* _GIVEN EXERCISE_
Keep only the lines of the listing that include the word "numérico", and copy them.

* _Figure contents as structured data_
----------------------------------------

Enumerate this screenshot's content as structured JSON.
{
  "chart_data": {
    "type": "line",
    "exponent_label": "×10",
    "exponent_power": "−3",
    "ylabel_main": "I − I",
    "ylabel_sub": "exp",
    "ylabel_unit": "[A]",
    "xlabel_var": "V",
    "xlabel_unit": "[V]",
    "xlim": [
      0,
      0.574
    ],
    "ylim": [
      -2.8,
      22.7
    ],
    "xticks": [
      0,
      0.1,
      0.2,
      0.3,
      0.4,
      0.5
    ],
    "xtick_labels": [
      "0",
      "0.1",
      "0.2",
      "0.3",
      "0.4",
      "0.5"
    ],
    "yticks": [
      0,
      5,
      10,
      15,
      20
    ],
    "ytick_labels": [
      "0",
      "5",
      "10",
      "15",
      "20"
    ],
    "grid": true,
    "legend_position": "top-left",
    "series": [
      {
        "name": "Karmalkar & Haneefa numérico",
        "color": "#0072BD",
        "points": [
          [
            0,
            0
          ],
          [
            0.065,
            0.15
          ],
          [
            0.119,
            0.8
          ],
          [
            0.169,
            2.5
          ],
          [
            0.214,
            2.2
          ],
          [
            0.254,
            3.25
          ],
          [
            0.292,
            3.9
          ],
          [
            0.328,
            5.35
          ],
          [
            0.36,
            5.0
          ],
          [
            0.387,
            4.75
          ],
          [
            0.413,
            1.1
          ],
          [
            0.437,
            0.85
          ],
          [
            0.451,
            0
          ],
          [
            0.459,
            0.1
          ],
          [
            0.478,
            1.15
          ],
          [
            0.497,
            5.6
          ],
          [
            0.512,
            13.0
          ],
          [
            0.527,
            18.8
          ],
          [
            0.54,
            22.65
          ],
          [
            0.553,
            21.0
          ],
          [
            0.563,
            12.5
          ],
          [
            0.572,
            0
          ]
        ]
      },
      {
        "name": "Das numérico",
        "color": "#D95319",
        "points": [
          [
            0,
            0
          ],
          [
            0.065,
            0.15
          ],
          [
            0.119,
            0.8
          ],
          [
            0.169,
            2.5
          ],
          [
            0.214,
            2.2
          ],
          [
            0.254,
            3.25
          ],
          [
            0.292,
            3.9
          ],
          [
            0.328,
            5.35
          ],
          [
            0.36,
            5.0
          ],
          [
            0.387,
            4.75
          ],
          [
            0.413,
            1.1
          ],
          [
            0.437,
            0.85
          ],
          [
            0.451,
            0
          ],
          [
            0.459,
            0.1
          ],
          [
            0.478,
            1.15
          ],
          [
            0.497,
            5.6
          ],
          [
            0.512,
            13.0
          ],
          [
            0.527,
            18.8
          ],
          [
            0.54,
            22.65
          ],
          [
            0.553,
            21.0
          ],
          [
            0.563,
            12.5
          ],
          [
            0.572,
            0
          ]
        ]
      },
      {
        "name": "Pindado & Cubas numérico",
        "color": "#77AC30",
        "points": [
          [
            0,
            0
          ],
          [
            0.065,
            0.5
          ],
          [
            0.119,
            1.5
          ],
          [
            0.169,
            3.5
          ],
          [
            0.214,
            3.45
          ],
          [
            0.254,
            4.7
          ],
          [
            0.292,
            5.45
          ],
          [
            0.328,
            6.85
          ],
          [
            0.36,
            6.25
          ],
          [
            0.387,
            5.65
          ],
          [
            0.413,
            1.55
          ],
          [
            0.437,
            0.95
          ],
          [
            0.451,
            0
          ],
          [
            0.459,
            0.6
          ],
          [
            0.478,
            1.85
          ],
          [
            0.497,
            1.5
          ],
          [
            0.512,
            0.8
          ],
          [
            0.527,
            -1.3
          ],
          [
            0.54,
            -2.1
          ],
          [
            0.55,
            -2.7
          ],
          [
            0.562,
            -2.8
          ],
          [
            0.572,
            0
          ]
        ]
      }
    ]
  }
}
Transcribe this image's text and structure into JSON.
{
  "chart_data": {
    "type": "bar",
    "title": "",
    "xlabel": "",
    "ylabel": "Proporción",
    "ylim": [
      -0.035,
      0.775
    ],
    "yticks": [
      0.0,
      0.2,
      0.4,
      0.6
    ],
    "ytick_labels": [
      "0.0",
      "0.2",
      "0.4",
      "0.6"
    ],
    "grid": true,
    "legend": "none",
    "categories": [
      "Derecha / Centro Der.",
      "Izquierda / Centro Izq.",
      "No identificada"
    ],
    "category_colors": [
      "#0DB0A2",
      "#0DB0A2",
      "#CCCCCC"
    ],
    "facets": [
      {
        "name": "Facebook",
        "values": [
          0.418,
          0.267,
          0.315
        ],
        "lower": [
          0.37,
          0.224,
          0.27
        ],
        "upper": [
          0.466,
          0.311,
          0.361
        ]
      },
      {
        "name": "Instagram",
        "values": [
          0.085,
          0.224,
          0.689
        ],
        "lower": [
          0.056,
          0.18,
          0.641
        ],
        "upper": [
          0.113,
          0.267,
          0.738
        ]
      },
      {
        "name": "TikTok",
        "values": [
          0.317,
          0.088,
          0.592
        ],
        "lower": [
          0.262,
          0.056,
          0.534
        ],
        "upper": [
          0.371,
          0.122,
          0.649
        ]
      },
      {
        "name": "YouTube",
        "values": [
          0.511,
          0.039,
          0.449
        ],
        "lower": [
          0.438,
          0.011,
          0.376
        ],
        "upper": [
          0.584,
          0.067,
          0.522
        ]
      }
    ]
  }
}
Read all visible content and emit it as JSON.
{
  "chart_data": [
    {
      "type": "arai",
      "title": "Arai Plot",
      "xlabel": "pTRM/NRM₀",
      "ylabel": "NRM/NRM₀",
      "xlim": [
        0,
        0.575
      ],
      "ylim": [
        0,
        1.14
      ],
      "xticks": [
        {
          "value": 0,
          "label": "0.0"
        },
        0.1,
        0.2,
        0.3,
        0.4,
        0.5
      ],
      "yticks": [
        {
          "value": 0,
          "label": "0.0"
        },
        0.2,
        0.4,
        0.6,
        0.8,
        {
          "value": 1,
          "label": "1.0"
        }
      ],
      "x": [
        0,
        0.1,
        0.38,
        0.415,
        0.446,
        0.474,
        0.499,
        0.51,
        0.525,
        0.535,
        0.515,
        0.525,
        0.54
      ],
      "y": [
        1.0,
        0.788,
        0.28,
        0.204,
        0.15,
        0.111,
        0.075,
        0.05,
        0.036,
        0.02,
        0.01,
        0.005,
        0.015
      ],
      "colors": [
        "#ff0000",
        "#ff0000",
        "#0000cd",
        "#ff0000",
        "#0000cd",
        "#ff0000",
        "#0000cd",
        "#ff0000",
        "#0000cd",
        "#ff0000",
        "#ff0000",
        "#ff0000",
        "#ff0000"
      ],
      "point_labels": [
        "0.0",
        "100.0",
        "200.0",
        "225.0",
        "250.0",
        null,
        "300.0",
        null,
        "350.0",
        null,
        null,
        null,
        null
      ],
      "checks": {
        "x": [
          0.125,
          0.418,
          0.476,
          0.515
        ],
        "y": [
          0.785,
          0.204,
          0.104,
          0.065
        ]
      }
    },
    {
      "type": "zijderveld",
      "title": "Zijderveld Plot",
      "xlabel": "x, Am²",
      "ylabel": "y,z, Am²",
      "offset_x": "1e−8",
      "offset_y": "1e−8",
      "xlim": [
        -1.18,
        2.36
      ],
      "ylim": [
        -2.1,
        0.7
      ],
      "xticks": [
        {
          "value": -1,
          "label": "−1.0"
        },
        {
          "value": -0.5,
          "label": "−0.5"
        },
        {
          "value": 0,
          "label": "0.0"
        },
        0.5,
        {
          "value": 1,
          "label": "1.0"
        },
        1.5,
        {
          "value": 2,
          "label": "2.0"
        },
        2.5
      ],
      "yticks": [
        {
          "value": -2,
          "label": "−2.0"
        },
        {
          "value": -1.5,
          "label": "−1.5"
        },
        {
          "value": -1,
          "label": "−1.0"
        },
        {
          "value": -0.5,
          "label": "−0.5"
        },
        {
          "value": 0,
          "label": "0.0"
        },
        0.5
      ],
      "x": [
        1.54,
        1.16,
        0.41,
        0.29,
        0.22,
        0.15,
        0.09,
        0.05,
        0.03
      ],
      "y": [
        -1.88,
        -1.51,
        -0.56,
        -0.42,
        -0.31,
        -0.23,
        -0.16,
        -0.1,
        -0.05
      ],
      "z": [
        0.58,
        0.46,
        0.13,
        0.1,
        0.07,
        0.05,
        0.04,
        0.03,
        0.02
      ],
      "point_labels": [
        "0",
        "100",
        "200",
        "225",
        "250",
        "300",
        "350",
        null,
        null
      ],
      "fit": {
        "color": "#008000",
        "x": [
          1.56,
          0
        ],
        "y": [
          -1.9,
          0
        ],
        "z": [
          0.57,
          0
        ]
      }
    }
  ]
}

----------------------------------------

* _RESULT OF THIS EXERCISE_
        "name": "Karmalkar & Haneefa numérico",
        "name": "Das numérico",
        "name": "Pindado & Cubas numérico",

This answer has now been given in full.